> [Direction]: Below is a block of records; repeat all of them exactly.

Collected data entries:
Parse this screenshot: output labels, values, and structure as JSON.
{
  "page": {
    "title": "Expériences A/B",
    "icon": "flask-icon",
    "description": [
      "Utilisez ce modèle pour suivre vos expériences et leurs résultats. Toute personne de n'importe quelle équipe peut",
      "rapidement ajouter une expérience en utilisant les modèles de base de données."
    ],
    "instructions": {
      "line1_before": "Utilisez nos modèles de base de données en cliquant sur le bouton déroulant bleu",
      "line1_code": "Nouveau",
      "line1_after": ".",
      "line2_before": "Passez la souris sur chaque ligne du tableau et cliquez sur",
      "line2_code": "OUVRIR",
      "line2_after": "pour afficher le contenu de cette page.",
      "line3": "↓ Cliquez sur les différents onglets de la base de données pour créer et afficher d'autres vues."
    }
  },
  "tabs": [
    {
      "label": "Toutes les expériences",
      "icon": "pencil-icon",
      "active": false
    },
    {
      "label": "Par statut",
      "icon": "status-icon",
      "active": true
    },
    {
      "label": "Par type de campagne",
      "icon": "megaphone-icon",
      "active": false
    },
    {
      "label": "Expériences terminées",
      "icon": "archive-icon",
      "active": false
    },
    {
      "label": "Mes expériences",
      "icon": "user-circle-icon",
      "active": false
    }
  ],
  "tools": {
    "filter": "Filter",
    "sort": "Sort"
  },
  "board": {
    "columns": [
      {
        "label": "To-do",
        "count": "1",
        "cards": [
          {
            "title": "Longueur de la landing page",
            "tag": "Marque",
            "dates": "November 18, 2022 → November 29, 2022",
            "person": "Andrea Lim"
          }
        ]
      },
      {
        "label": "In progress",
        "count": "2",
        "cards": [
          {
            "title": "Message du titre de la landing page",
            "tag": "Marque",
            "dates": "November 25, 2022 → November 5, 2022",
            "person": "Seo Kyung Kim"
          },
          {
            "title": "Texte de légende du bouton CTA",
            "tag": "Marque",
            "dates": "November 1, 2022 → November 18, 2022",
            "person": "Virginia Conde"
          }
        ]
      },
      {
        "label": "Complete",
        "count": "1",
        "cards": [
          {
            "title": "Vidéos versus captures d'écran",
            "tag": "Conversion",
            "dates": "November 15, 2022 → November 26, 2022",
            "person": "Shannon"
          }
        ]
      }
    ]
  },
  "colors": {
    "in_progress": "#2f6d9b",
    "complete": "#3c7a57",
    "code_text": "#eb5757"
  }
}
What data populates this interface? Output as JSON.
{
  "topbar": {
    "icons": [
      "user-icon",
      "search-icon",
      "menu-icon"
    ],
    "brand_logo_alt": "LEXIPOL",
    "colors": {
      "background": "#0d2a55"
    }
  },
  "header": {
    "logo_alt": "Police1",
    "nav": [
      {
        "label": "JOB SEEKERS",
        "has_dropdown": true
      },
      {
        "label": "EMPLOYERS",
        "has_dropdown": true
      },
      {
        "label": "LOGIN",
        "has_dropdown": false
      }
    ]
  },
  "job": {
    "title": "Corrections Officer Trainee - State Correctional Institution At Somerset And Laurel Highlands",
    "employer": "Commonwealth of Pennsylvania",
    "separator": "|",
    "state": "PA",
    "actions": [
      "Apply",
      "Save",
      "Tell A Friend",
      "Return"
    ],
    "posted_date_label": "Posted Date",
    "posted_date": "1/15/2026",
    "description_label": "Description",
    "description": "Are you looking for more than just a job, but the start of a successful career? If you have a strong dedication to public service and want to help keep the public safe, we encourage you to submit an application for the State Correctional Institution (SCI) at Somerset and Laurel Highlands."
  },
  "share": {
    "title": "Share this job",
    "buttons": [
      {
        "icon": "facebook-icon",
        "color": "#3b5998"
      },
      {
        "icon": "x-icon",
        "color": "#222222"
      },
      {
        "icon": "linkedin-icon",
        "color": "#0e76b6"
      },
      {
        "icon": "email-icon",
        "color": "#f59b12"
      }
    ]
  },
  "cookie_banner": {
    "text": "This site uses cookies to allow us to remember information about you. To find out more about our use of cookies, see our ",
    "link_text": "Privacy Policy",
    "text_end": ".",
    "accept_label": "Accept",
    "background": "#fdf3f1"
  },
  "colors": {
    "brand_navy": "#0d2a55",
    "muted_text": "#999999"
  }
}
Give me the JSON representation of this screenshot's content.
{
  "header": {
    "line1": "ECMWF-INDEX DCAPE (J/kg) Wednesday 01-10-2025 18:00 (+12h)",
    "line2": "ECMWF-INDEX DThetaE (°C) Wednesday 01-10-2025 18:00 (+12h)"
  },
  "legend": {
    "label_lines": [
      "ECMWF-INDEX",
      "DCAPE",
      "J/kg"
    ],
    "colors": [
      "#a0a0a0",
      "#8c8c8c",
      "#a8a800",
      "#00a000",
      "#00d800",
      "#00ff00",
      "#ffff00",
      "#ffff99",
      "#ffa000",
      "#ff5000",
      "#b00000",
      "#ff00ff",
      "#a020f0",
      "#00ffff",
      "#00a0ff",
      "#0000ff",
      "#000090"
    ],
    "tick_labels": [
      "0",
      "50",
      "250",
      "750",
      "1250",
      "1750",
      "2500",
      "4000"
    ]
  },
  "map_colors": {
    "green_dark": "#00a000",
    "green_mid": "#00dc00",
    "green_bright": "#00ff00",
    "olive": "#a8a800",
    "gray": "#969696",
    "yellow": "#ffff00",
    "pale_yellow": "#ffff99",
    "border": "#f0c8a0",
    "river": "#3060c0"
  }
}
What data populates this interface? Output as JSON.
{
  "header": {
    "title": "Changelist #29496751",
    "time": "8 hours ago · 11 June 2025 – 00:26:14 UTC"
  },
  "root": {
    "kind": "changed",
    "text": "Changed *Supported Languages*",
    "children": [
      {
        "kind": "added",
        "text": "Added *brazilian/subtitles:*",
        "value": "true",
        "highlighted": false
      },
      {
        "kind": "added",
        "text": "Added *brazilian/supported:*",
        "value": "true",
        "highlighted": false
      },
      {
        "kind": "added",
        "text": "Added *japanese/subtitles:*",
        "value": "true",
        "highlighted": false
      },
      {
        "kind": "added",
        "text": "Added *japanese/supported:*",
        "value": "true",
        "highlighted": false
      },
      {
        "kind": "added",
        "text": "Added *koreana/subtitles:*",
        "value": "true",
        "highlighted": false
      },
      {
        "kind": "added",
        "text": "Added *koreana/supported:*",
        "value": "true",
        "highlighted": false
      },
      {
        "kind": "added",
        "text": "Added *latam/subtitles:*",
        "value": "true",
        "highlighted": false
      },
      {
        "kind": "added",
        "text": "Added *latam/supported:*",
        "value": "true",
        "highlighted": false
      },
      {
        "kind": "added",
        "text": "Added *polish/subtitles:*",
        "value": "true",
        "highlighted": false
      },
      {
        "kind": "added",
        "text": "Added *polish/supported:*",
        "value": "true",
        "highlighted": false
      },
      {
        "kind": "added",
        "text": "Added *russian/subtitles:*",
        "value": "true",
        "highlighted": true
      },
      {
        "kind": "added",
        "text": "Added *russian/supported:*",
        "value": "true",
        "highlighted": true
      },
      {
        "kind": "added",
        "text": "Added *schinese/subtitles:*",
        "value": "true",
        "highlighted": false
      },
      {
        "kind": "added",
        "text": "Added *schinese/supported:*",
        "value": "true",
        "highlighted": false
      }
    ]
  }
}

> [Written answer]:
Parse this screenshot: output labels, values, and structure as JSON.
{
  "page": {
    "title": "Expériences A/B",
    "icon": "flask-icon",
    "description": [
      "Utilisez ce modèle pour suivre vos expériences et leurs résultats. Toute personne de n'importe quelle équipe peut",
      "rapidement ajouter une expérience en utilisant les modèles de base de données."
    ],
    "instructions": {
      "line1_before": "Utilisez nos modèles de base de données en cliquant sur le bouton déroulant bleu",
      "line1_code": "Nouveau",
      "line1_after": ".",
      "line2_before": "Passez la souris sur chaque ligne du tableau et cliquez sur",
      "line2_code": "OUVRIR",
      "line2_after": "pour afficher le contenu de cette page.",
      "line3": "↓ Cliquez sur les différents onglets de la base de données pour créer et afficher d'autres vues."
    }
  },
  "tabs": [
    {
      "label": "Toutes les expériences",
      "icon": "pencil-icon",
      "active": false
    },
    {
      "label": "Par statut",
      "icon": "status-icon",
      "active": true
    },
    {
      "label": "Par type de campagne",
      "icon": "megaphone-icon",
      "active": false
    },
    {
      "label": "Expériences terminées",
      "icon": "archive-icon",
      "active": false
    },
    {
      "label": "Mes expériences",
      "icon": "user-circle-icon",
      "active": false
    }
  ],
  "tools": {
    "filter": "Filter",
    "sort": "Sort"
  },
  "board": {
    "columns": [
      {
        "label": "To-do",
        "count": "1",
        "cards": [
          {
            "title": "Longueur de la landing page",
            "tag": "Marque",
            "dates": "November 18, 2022 → November 29, 2022",
            "person": "Andrea Lim"
          }
        ]
      },
      {
        "label": "In progress",
        "count": "2",
        "cards": [
          {
            "title": "Message du titre de la landing page",
            "tag": "Marque",
            "dates": "November 25, 2022 → November 5, 2022",
            "person": "Seo Kyung Kim"
          },
          {
            "title": "Texte de légende du bouton CTA",
            "tag": "Marque",
            "dates": "November 1, 2022 → November 18, 2022",
            "person": "Virginia Conde"
          }
        ]
      },
      {
        "label": "Complete",
        "count": "1",
        "cards": [
          {
            "title": "Vidéos versus captures d'écran",
            "tag": "Conversion",
            "dates": "November 15, 2022 → November 26, 2022",
            "person": "Shannon"
          }
        ]
      }
    ]
  },
  "colors": {
    "in_progress": "#2f6d9b",
    "complete": "#3c7a57",
    "code_text": "#eb5757"
  }
}
What data populates this interface? Output as JSON.
{
  "topbar": {
    "icons": [
      "user-icon",
      "search-icon",
      "menu-icon"
    ],
    "brand_logo_alt": "LEXIPOL",
    "colors": {
      "background": "#0d2a55"
    }
  },
  "header": {
    "logo_alt": "Police1",
    "nav": [
      {
        "label": "JOB SEEKERS",
        "has_dropdown": true
      },
      {
        "label": "EMPLOYERS",
        "has_dropdown": true
      },
      {
        "label": "LOGIN",
        "has_dropdown": false
      }
    ]
  },
  "job": {
    "title": "Corrections Officer Trainee - State Correctional Institution At Somerset And Laurel Highlands",
    "employer": "Commonwealth of Pennsylvania",
    "separator": "|",
    "state": "PA",
    "actions": [
      "Apply",
      "Save",
      "Tell A Friend",
      "Return"
    ],
    "posted_date_label": "Posted Date",
    "posted_date": "1/15/2026",
    "description_label": "Description",
    "description": "Are you looking for more than just a job, but the start of a successful career? If you have a strong dedication to public service and want to help keep the public safe, we encourage you to submit an application for the State Correctional Institution (SCI) at Somerset and Laurel Highlands."
  },
  "share": {
    "title": "Share this job",
    "buttons": [
      {
        "icon": "facebook-icon",
        "color": "#3b5998"
      },
      {
        "icon": "x-icon",
        "color": "#222222"
      },
      {
        "icon": "linkedin-icon",
        "color": "#0e76b6"
      },
      {
        "icon": "email-icon",
        "color": "#f59b12"
      }
    ]
  },
  "cookie_banner": {
    "text": "This site uses cookies to allow us to remember information about you. To find out more about our use of cookies, see our ",
    "link_text": "Privacy Policy",
    "text_end": ".",
    "accept_label": "Accept",
    "background": "#fdf3f1"
  },
  "colors": {
    "brand_navy": "#0d2a55",
    "muted_text": "#999999"
  }
}
Give me the JSON representation of this screenshot's content.
{
  "header": {
    "line1": "ECMWF-INDEX DCAPE (J/kg) Wednesday 01-10-2025 18:00 (+12h)",
    "line2": "ECMWF-INDEX DThetaE (°C) Wednesday 01-10-2025 18:00 (+12h)"
  },
  "legend": {
    "label_lines": [
      "ECMWF-INDEX",
      "DCAPE",
      "J/kg"
    ],
    "colors": [
      "#a0a0a0",
      "#8c8c8c",
      "#a8a800",
      "#00a000",
      "#00d800",
      "#00ff00",
      "#ffff00",
      "#ffff99",
      "#ffa000",
      "#ff5000",
      "#b00000",
      "#ff00ff",
      "#a020f0",
      "#00ffff",
      "#00a0ff",
      "#0000ff",
      "#000090"
    ],
    "tick_labels": [
      "0",
      "50",
      "250",
      "750",
      "1250",
      "1750",
      "2500",
      "4000"
    ]
  },
  "map_colors": {
    "green_dark": "#00a000",
    "green_mid": "#00dc00",
    "green_bright": "#00ff00",
    "olive": "#a8a800",
    "gray": "#969696",
    "yellow": "#ffff00",
    "pale_yellow": "#ffff99",
    "border": "#f0c8a0",
    "river": "#3060c0"
  }
}
What data populates this interface? Output as JSON.
{
  "header": {
    "title": "Changelist #29496751",
    "time": "8 hours ago · 11 June 2025 – 00:26:14 UTC"
  },
  "root": {
    "kind": "changed",
    "text": "Changed *Supported Languages*",
    "children": [
      {
        "kind": "added",
        "text": "Added *brazilian/subtitles:*",
        "value": "true",
        "highlighted": false
      },
      {
        "kind": "added",
        "text": "Added *brazilian/supported:*",
        "value": "true",
        "highlighted": false
      },
      {
        "kind": "added",
        "text": "Added *japanese/subtitles:*",
        "value": "true",
        "highlighted": false
      },
      {
        "kind": "added",
        "text": "Added *japanese/supported:*",
        "value": "true",
        "highlighted": false
      },
      {
        "kind": "added",
        "text": "Added *koreana/subtitles:*",
        "value": "true",
        "highlighted": false
      },
      {
        "kind": "added",
        "text": "Added *koreana/supported:*",
        "value": "true",
        "highlighted": false
      },
      {
        "kind": "added",
        "text": "Added *latam/subtitles:*",
        "value": "true",
        "highlighted": false
      },
      {
        "kind": "added",
        "text": "Added *latam/supported:*",
        "value": "true",
        "highlighted": false
      },
      {
        "kind": "added",
        "text": "Added *polish/subtitles:*",
        "value": "true",
        "highlighted": false
      },
      {
        "kind": "added",
        "text": "Added *polish/supported:*",
        "value": "true",
        "highlighted": false
      },
      {
        "kind": "added",
        "text": "Added *russian/subtitles:*",
        "value": "true",
        "highlighted": true
      },
      {
        "kind": "added",
        "text": "Added *russian/supported:*",
        "value": "true",
        "highlighted": true
      },
      {
        "kind": "added",
        "text": "Added *schinese/subtitles:*",
        "value": "true",
        "highlighted": false
      },
      {
        "kind": "added",
        "text": "Added *schinese/supported:*",
        "value": "true",
        "highlighted": false
      }
    ]
  }
}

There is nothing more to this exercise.